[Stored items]
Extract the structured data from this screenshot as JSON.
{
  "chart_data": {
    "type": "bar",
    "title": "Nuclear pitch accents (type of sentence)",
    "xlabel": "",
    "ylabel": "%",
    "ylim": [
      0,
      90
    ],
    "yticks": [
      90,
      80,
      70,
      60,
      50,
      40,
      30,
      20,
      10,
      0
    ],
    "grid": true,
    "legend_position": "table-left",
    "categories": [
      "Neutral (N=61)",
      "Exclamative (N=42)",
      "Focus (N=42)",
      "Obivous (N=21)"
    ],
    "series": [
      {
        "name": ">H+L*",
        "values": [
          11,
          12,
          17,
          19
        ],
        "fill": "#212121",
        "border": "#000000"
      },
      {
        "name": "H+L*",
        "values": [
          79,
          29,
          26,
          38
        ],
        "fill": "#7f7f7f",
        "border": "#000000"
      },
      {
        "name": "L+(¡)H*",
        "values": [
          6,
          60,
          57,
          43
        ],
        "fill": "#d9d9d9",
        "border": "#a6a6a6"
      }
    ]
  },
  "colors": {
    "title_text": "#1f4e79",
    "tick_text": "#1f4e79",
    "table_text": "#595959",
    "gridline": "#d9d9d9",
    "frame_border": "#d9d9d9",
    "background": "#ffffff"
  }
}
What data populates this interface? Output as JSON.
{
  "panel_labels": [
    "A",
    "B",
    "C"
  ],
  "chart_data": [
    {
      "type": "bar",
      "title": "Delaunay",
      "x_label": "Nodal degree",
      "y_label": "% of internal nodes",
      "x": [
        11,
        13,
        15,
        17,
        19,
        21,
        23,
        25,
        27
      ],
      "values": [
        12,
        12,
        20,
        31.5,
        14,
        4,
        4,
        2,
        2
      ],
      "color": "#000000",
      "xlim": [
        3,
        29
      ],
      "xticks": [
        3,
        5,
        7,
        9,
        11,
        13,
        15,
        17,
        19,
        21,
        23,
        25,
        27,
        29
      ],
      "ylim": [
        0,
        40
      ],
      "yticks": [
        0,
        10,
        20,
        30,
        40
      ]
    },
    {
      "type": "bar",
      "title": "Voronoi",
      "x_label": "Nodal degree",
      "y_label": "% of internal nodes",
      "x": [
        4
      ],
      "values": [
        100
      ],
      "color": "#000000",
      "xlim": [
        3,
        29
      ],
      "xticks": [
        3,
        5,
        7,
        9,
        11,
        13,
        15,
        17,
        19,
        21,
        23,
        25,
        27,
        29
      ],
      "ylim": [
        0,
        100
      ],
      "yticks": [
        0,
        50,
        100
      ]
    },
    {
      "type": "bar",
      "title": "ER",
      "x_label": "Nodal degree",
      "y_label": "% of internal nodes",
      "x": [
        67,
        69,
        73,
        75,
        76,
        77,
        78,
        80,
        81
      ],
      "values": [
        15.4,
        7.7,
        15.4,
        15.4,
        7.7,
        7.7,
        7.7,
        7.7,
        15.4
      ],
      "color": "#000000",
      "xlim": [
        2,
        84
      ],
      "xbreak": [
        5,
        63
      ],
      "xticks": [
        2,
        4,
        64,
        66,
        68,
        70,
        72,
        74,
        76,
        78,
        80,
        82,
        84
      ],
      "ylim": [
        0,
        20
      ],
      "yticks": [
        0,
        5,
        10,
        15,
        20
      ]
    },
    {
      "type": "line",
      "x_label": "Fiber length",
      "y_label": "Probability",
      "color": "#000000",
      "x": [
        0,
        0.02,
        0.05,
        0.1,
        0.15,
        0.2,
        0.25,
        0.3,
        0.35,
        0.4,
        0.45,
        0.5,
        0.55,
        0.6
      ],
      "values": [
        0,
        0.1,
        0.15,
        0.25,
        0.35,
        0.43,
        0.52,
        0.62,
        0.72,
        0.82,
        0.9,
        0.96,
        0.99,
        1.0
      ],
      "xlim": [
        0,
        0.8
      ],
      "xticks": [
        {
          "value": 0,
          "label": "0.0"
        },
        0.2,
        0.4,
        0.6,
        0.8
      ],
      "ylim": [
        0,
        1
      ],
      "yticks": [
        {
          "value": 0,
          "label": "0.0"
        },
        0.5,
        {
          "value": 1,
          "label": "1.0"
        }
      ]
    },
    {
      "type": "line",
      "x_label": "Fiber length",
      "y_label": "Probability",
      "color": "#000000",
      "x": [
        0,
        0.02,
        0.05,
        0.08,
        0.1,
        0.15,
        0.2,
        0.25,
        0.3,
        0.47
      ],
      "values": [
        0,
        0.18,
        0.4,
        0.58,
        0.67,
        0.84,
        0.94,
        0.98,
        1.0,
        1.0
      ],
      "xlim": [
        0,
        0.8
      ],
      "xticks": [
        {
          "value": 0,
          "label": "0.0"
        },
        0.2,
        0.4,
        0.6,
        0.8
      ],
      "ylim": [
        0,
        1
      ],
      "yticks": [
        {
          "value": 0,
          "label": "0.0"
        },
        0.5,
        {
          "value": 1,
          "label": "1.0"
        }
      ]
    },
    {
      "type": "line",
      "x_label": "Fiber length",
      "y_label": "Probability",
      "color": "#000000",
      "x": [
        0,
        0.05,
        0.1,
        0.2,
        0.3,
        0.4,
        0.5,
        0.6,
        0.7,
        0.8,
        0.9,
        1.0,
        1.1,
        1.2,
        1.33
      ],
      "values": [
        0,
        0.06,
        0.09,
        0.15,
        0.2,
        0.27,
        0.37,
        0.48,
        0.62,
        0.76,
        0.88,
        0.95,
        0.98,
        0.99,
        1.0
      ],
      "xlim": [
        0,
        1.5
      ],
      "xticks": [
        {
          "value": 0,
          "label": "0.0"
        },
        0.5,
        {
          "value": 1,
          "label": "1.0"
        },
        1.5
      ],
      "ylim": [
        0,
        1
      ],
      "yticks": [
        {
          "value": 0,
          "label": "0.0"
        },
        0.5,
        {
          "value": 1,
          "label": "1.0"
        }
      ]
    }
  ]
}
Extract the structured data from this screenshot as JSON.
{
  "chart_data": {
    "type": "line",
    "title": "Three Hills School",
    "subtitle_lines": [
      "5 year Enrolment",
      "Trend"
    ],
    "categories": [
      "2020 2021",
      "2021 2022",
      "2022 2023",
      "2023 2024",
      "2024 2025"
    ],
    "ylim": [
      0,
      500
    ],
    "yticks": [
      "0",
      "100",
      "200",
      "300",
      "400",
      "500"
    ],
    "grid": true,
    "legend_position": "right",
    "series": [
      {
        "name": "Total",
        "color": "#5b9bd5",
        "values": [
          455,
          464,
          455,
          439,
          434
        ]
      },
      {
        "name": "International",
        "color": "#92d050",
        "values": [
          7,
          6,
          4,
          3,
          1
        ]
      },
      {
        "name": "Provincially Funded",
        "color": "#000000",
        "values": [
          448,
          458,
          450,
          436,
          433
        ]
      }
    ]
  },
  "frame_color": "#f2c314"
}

## Instructions to follow
Retype the data in full and match it exactly.

## Correct result
Extract the structured data from this screenshot as JSON.
{
  "chart_data": {
    "type": "bar",
    "title": "Nuclear pitch accents (type of sentence)",
    "xlabel": "",
    "ylabel": "%",
    "ylim": [
      0,
      90
    ],
    "yticks": [
      90,
      80,
      70,
      60,
      50,
      40,
      30,
      20,
      10,
      0
    ],
    "grid": true,
    "legend_position": "table-left",
    "categories": [
      "Neutral (N=61)",
      "Exclamative (N=42)",
      "Focus (N=42)",
      "Obivous (N=21)"
    ],
    "series": [
      {
        "name": ">H+L*",
        "values": [
          11,
          12,
          17,
          19
        ],
        "fill": "#212121",
        "border": "#000000"
      },
      {
        "name": "H+L*",
        "values": [
          79,
          29,
          26,
          38
        ],
        "fill": "#7f7f7f",
        "border": "#000000"
      },
      {
        "name": "L+(¡)H*",
        "values": [
          6,
          60,
          57,
          43
        ],
        "fill": "#d9d9d9",
        "border": "#a6a6a6"
      }
    ]
  },
  "colors": {
    "title_text": "#1f4e79",
    "tick_text": "#1f4e79",
    "table_text": "#595959",
    "gridline": "#d9d9d9",
    "frame_border": "#d9d9d9",
    "background": "#ffffff"
  }
}
What data populates this interface? Output as JSON.
{
  "panel_labels": [
    "A",
    "B",
    "C"
  ],
  "chart_data": [
    {
      "type": "bar",
      "title": "Delaunay",
      "x_label": "Nodal degree",
      "y_label": "% of internal nodes",
      "x": [
        11,
        13,
        15,
        17,
        19,
        21,
        23,
        25,
        27
      ],
      "values": [
        12,
        12,
        20,
        31.5,
        14,
        4,
        4,
        2,
        2
      ],
      "color": "#000000",
      "xlim": [
        3,
        29
      ],
      "xticks": [
        3,
        5,
        7,
        9,
        11,
        13,
        15,
        17,
        19,
        21,
        23,
        25,
        27,
        29
      ],
      "ylim": [
        0,
        40
      ],
      "yticks": [
        0,
        10,
        20,
        30,
        40
      ]
    },
    {
      "type": "bar",
      "title": "Voronoi",
      "x_label": "Nodal degree",
      "y_label": "% of internal nodes",
      "x": [
        4
      ],
      "values": [
        100
      ],
      "color": "#000000",
      "xlim": [
        3,
        29
      ],
      "xticks": [
        3,
        5,
        7,
        9,
        11,
        13,
        15,
        17,
        19,
        21,
        23,
        25,
        27,
        29
      ],
      "ylim": [
        0,
        100
      ],
      "yticks": [
        0,
        50,
        100
      ]
    },
    {
      "type": "bar",
      "title": "ER",
      "x_label": "Nodal degree",
      "y_label": "% of internal nodes",
      "x": [
        67,
        69,
        73,
        75,
        76,
        77,
        78,
        80,
        81
      ],
      "values": [
        15.4,
        7.7,
        15.4,
        15.4,
        7.7,
        7.7,
        7.7,
        7.7,
        15.4
      ],
      "color": "#000000",
      "xlim": [
        2,
        84
      ],
      "xbreak": [
        5,
        63
      ],
      "xticks": [
        2,
        4,
        64,
        66,
        68,
        70,
        72,
        74,
        76,
        78,
        80,
        82,
        84
      ],
      "ylim": [
        0,
        20
      ],
      "yticks": [
        0,
        5,
        10,
        15,
        20
      ]
    },
    {
      "type": "line",
      "x_label": "Fiber length",
      "y_label": "Probability",
      "color": "#000000",
      "x": [
        0,
        0.02,
        0.05,
        0.1,
        0.15,
        0.2,
        0.25,
        0.3,
        0.35,
        0.4,
        0.45,
        0.5,
        0.55,
        0.6
      ],
      "values": [
        0,
        0.1,
        0.15,
        0.25,
        0.35,
        0.43,
        0.52,
        0.62,
        0.72,
        0.82,
        0.9,
        0.96,
        0.99,
        1.0
      ],
      "xlim": [
        0,
        0.8
      ],
      "xticks": [
        {
          "value": 0,
          "label": "0.0"
        },
        0.2,
        0.4,
        0.6,
        0.8
      ],
      "ylim": [
        0,
        1
      ],
      "yticks": [
        {
          "value": 0,
          "label": "0.0"
        },
        0.5,
        {
          "value": 1,
          "label": "1.0"
        }
      ]
    },
    {
      "type": "line",
      "x_label": "Fiber length",
      "y_label": "Probability",
      "color": "#000000",
      "x": [
        0,
        0.02,
        0.05,
        0.08,
        0.1,
        0.15,
        0.2,
        0.25,
        0.3,
        0.47
      ],
      "values": [
        0,
        0.18,
        0.4,
        0.58,
        0.67,
        0.84,
        0.94,
        0.98,
        1.0,
        1.0
      ],
      "xlim": [
        0,
        0.8
      ],
      "xticks": [
        {
          "value": 0,
          "label": "0.0"
        },
        0.2,
        0.4,
        0.6,
        0.8
      ],
      "ylim": [
        0,
        1
      ],
      "yticks": [
        {
          "value": 0,
          "label": "0.0"
        },
        0.5,
        {
          "value": 1,
          "label": "1.0"
        }
      ]
    },
    {
      "type": "line",
      "x_label": "Fiber length",
      "y_label": "Probability",
      "color": "#000000",
      "x": [
        0,
        0.05,
        0.1,
        0.2,
        0.3,
        0.4,
        0.5,
        0.6,
        0.7,
        0.8,
        0.9,
        1.0,
        1.1,
        1.2,
        1.33
      ],
      "values": [
        0,
        0.06,
        0.09,
        0.15,
        0.2,
        0.27,
        0.37,
        0.48,
        0.62,
        0.76,
        0.88,
        0.95,
        0.98,
        0.99,
        1.0
      ],
      "xlim": [
        0,
        1.5
      ],
      "xticks": [
        {
          "value": 0,
          "label": "0.0"
        },
        0.5,
        {
          "value": 1,
          "label": "1.0"
        },
        1.5
      ],
      "ylim": [
        0,
        1
      ],
      "yticks": [
        {
          "value": 0,
          "label": "0.0"
        },
        0.5,
        {
          "value": 1,
          "label": "1.0"
        }
      ]
    }
  ]
}
Extract the structured data from this screenshot as JSON.
{
  "chart_data": {
    "type": "line",
    "title": "Three Hills School",
    "subtitle_lines": [
      "5 year Enrolment",
      "Trend"
    ],
    "categories": [
      "2020 2021",
      "2021 2022",
      "2022 2023",
      "2023 2024",
      "2024 2025"
    ],
    "ylim": [
      0,
      500
    ],
    "yticks": [
      "0",
      "100",
      "200",
      "300",
      "400",
      "500"
    ],
    "grid": true,
    "legend_position": "right",
    "series": [
      {
        "name": "Total",
        "color": "#5b9bd5",
        "values": [
          455,
          464,
          455,
          439,
          434
        ]
      },
      {
        "name": "International",
        "color": "#92d050",
        "values": [
          7,
          6,
          4,
          3,
          1
        ]
      },
      {
        "name": "Provincially Funded",
        "color": "#000000",
        "values": [
          448,
          458,
          450,
          436,
          433
        ]
      }
    ]
  },
  "frame_color": "#f2c314"
}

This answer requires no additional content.